#### INPUT FOR THIS TASK
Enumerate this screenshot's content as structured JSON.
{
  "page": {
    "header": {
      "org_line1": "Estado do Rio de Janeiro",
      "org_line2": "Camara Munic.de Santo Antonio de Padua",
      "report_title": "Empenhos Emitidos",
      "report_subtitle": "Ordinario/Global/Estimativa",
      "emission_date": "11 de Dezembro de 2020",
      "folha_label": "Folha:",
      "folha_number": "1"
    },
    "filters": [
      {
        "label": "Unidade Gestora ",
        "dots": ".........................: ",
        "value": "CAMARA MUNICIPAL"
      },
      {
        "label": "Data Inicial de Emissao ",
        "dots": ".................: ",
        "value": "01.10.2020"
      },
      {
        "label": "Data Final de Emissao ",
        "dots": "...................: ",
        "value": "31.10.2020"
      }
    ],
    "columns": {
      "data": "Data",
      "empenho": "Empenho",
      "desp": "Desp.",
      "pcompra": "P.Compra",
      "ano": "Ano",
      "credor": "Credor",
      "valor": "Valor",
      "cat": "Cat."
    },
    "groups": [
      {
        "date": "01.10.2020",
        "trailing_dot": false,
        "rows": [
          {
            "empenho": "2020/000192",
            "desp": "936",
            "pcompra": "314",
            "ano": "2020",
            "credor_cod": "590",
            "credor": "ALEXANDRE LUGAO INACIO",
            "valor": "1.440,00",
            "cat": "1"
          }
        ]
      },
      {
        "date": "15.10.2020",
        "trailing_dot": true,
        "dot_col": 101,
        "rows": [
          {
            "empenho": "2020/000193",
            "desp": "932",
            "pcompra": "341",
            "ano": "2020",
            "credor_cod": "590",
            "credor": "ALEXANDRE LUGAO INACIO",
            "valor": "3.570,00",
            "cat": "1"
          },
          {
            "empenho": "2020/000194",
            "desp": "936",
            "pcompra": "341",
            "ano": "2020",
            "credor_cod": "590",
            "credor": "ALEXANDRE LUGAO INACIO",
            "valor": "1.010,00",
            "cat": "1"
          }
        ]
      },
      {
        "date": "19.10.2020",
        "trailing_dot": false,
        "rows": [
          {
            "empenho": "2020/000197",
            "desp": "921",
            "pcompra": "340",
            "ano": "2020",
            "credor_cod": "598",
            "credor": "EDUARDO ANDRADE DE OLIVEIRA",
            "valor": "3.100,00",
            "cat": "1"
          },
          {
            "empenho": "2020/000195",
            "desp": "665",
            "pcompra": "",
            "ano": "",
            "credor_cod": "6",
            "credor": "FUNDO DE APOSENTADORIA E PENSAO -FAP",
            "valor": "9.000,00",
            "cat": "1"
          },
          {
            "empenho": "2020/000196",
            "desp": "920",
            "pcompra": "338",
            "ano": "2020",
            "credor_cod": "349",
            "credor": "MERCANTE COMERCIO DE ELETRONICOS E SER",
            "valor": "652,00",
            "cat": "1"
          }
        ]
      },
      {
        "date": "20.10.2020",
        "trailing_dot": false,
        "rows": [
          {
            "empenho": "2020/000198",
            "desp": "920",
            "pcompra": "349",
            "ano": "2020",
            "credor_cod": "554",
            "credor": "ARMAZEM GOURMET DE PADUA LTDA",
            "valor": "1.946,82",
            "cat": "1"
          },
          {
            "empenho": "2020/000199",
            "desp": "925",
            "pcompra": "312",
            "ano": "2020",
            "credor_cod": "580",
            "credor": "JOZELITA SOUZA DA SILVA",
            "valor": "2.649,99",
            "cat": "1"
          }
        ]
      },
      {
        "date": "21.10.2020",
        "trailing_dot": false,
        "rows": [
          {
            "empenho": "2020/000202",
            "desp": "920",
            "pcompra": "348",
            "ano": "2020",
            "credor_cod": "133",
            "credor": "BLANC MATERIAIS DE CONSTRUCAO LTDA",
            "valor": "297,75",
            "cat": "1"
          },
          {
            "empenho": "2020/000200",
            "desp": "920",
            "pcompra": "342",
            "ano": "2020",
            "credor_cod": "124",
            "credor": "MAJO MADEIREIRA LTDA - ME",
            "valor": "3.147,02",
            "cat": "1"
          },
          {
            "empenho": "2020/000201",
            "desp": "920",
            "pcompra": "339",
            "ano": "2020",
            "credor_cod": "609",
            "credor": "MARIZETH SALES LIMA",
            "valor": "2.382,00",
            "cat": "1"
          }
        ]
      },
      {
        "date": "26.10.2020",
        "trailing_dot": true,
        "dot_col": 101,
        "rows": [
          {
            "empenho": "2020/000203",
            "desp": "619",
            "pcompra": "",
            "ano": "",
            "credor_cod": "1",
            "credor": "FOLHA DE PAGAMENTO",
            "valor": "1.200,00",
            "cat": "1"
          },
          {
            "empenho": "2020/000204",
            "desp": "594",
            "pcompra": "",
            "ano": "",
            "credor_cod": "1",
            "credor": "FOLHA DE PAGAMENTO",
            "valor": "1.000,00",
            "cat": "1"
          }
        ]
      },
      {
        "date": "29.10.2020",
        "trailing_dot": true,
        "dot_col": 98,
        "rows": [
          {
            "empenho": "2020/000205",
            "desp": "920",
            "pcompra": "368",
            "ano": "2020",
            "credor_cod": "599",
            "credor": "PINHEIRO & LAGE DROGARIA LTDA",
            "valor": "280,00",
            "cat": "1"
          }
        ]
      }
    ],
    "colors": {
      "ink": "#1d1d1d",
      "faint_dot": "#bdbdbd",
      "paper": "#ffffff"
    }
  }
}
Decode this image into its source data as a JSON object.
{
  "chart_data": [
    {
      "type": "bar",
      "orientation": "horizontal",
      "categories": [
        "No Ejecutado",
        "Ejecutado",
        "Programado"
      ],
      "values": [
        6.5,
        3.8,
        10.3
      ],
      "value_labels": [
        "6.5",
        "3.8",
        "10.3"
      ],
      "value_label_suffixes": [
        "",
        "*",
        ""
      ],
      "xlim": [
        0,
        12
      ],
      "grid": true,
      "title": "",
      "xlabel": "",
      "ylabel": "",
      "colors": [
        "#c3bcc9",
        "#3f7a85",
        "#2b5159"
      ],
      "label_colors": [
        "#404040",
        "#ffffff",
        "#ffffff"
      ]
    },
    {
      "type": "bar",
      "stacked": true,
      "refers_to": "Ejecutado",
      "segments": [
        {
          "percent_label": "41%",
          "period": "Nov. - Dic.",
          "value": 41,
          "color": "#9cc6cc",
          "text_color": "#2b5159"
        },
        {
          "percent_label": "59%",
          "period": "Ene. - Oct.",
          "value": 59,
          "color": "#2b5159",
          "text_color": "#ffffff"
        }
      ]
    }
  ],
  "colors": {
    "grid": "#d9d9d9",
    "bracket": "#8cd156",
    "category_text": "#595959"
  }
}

#### EXERCISE DESCRIPTION
Locate all lines in the listing above with the word "Emissao". Copy them.

#### OUTPUT FOR THIS EXERCISE
        "label": "Data Inicial de Emissao ",
        "label": "Data Final de Emissao ",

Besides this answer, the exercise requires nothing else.